◆ Given exercise: Extract the lines that carry the string "text" from the listing.

◆ Data:
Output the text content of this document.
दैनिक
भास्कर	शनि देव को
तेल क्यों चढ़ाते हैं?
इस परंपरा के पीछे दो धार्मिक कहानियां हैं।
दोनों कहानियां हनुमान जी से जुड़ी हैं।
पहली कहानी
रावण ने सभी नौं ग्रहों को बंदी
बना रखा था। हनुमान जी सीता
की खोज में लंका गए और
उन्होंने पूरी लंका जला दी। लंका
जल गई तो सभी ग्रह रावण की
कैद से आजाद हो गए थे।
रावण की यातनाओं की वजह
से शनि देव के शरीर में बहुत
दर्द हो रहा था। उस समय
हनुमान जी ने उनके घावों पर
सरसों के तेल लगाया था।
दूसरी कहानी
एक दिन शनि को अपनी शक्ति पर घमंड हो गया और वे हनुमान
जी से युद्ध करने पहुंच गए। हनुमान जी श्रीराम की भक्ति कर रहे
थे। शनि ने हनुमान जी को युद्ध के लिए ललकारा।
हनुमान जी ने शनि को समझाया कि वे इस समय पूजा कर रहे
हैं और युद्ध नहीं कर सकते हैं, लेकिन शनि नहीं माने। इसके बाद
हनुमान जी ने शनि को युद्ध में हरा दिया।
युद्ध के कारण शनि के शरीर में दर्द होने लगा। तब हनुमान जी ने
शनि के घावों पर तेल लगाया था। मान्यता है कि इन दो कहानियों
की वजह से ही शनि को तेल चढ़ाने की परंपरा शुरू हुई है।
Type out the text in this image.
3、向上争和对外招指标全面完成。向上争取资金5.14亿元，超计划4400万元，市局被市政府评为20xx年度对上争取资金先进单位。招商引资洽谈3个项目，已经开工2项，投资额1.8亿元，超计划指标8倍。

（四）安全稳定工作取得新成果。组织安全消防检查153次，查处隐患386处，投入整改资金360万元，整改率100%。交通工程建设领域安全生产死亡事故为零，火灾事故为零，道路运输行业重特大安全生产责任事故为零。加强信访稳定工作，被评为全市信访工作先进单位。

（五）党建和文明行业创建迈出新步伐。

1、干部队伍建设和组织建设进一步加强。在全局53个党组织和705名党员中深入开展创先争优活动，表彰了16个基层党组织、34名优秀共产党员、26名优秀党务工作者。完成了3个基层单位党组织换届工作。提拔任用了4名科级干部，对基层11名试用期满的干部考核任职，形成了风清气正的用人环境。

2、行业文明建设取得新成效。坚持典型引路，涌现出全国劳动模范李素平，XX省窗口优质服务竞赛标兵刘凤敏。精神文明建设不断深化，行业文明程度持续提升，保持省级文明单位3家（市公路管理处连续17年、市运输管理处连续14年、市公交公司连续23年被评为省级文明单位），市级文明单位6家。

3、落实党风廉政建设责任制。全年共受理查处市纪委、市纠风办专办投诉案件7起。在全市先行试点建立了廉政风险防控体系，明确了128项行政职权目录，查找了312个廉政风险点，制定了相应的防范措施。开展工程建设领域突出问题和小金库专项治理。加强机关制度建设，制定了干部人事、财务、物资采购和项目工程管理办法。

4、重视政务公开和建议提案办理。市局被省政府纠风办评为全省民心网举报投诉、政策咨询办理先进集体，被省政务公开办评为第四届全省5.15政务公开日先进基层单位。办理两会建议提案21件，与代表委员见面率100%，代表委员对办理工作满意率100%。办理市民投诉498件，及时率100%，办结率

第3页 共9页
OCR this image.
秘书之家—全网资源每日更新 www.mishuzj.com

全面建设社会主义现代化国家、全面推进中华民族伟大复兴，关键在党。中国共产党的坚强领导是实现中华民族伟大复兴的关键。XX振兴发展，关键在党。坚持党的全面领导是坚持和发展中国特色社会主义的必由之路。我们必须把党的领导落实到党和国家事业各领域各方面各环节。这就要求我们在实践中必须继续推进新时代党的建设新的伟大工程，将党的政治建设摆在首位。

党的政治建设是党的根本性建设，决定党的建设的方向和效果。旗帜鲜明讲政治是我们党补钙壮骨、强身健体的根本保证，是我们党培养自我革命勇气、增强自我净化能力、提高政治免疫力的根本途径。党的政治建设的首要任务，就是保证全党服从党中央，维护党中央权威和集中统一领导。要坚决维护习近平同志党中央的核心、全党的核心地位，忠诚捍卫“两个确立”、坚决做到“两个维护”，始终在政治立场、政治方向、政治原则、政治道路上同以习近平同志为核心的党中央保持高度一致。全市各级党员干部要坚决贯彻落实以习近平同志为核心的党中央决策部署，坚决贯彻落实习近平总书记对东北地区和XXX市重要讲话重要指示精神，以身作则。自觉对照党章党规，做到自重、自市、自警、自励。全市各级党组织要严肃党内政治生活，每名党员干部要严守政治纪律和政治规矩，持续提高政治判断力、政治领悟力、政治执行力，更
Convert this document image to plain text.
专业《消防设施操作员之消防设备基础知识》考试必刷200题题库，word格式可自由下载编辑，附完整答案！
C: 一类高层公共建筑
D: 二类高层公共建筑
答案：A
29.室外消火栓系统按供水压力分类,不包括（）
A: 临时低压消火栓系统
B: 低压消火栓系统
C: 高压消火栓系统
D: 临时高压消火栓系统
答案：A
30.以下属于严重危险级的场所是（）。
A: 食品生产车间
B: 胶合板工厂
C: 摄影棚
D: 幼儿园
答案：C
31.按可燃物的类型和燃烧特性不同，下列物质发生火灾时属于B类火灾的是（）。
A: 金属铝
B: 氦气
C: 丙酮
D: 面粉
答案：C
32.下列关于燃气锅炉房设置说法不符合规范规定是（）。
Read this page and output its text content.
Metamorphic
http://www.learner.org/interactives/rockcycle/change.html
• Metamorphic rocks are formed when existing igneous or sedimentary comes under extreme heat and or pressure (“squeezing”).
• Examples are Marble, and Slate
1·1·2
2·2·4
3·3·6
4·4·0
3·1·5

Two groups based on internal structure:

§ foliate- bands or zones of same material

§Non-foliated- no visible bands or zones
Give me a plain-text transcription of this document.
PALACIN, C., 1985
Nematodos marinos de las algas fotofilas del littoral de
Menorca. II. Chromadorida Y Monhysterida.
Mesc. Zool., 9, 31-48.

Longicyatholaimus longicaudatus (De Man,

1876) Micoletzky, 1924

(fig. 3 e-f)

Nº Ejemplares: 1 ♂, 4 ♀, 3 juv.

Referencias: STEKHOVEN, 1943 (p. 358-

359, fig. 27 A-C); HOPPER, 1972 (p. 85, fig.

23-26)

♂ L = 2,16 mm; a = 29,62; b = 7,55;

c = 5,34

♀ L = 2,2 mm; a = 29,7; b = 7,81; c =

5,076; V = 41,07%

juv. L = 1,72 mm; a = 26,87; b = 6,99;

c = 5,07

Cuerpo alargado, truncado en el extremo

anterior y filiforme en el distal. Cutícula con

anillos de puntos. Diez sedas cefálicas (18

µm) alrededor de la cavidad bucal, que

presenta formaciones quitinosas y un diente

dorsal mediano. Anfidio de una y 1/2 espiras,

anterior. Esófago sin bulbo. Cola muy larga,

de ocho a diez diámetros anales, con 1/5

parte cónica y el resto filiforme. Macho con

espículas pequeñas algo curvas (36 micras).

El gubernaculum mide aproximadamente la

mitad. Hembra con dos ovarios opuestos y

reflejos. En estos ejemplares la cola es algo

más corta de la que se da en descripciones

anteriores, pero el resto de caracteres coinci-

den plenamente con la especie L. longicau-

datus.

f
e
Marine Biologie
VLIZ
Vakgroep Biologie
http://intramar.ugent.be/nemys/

◆ Output for this task:
Output the text content of this document.
Type out the text in this image.
Convert this document image to plain text.
Read this page and output its text content.
Give me a plain-text transcription of this document.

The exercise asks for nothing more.